TASK STATEMENT
In the lines from the one containing "x-axis: 1 <box>323 427 332 451</box>" through the one containing "x-tick-label: 1 <box>323 436 331 451</box>", change "outlier-point" to "outlier-marker". Return only those lines, with nothing else altered.

-- Start DATASET RECORDS --

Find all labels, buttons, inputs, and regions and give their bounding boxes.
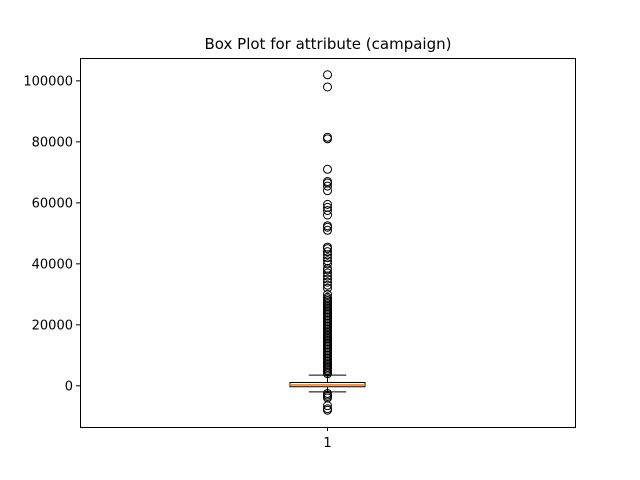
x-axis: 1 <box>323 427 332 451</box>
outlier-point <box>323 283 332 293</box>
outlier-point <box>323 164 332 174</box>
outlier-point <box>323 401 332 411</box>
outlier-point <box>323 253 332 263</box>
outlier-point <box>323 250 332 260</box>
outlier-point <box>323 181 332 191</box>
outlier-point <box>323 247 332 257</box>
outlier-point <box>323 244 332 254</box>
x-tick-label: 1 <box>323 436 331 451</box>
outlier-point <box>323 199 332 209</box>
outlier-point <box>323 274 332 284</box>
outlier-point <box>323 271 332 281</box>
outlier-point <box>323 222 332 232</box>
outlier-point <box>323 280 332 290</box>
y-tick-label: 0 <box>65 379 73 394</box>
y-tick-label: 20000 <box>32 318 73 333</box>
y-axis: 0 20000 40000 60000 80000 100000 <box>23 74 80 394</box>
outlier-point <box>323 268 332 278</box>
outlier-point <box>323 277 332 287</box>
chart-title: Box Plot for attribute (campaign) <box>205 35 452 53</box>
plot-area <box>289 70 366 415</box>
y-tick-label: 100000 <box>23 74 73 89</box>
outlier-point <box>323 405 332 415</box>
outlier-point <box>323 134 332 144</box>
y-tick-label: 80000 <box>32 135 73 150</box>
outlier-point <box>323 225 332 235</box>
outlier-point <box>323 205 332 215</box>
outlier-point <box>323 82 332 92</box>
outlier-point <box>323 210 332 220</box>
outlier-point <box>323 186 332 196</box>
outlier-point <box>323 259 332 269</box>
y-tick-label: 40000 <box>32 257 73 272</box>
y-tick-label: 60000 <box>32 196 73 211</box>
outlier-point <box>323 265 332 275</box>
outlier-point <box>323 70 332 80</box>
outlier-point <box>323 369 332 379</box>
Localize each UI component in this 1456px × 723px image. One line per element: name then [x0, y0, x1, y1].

-- End DATASET RECORDS --
-- Start DATASET RECORDS --

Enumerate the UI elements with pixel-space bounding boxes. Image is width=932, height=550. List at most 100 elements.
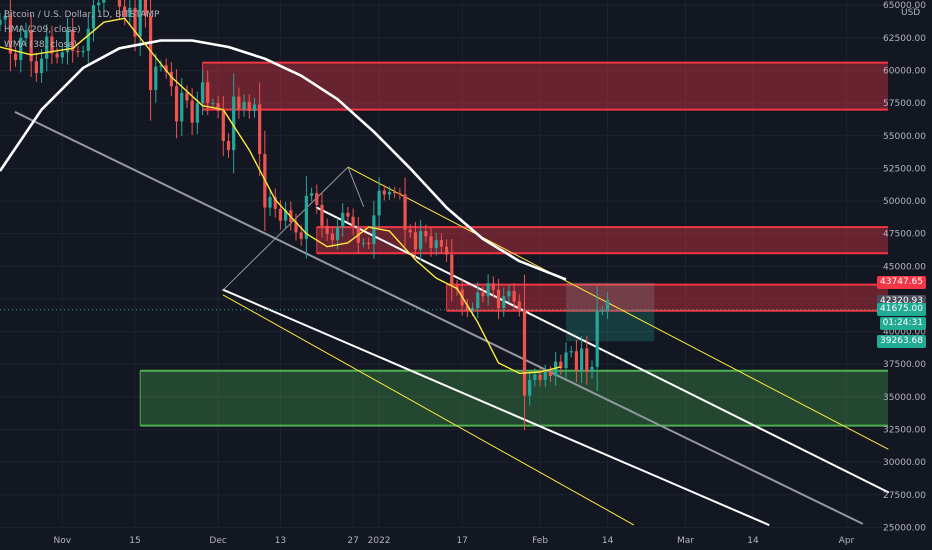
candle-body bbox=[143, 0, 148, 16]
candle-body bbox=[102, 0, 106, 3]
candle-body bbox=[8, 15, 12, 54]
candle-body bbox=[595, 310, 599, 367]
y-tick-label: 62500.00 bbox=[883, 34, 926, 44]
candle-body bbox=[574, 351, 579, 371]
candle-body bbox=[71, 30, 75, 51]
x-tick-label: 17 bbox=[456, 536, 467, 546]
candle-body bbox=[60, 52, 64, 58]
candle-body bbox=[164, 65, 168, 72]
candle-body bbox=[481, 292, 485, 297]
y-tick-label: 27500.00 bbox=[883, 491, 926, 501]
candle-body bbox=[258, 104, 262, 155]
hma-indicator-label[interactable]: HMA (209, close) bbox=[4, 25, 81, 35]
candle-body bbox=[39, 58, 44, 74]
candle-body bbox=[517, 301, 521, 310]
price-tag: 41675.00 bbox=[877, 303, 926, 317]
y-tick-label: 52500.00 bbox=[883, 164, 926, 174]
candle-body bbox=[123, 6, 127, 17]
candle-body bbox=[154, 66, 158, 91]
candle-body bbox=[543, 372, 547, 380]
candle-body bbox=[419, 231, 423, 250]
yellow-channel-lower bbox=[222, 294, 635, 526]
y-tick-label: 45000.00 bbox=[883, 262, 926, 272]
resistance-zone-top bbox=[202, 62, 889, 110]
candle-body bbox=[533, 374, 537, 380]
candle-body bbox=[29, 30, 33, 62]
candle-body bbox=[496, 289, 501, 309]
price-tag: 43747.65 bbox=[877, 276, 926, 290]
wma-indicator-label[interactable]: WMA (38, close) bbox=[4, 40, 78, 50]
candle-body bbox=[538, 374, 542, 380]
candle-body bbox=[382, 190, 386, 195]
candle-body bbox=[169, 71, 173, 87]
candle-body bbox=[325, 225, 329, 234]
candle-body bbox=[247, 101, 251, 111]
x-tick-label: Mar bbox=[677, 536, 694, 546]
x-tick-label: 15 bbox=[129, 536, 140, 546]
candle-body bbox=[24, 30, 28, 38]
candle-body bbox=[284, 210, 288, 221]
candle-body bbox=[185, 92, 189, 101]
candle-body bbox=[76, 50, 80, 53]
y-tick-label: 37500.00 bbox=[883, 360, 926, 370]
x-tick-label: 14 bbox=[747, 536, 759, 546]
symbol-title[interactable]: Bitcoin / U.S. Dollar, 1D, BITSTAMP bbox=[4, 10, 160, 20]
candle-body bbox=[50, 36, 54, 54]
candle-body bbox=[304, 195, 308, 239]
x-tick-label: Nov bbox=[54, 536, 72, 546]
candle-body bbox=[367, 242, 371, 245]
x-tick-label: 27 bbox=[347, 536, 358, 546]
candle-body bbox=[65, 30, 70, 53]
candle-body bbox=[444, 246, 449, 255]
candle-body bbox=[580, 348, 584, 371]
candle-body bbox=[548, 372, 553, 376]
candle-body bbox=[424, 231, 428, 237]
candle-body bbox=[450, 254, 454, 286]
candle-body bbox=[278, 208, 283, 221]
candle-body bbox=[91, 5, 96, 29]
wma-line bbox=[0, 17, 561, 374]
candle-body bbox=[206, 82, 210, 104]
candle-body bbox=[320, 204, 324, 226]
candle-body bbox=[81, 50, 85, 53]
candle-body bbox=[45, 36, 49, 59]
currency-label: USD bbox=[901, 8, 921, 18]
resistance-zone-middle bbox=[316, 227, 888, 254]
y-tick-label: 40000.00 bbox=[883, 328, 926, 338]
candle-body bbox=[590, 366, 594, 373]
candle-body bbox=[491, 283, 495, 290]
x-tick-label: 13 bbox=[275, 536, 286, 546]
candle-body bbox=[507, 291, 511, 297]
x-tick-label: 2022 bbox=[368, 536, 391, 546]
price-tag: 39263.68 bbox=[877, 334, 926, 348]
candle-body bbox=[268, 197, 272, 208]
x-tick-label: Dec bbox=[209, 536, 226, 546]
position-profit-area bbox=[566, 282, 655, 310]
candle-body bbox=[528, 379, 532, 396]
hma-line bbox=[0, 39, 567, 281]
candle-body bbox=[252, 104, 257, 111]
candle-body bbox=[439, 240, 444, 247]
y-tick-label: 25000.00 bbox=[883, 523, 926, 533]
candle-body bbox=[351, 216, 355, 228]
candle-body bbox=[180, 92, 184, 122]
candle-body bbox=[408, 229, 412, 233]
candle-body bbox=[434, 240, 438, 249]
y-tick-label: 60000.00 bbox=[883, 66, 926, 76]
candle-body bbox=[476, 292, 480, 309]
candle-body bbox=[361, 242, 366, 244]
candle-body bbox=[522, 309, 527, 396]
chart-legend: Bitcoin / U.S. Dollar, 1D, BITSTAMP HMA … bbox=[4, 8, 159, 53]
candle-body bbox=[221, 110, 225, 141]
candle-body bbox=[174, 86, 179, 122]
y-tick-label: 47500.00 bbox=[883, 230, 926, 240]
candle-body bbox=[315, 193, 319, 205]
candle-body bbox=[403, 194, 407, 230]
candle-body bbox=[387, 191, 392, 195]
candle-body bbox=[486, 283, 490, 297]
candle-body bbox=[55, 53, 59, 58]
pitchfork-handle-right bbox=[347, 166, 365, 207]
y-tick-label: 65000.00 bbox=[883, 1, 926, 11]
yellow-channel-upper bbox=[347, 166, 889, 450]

-- End DATASET RECORDS --

RESULT FOR THIS EXERCISE
x-axis: 1 <box>323 427 332 451</box>
outlier-marker <box>323 283 332 293</box>
outlier-marker <box>323 164 332 174</box>
outlier-marker <box>323 401 332 411</box>
outlier-marker <box>323 253 332 263</box>
outlier-marker <box>323 250 332 260</box>
outlier-marker <box>323 181 332 191</box>
outlier-marker <box>323 247 332 257</box>
outlier-marker <box>323 244 332 254</box>
x-tick-label: 1 <box>323 436 331 451</box>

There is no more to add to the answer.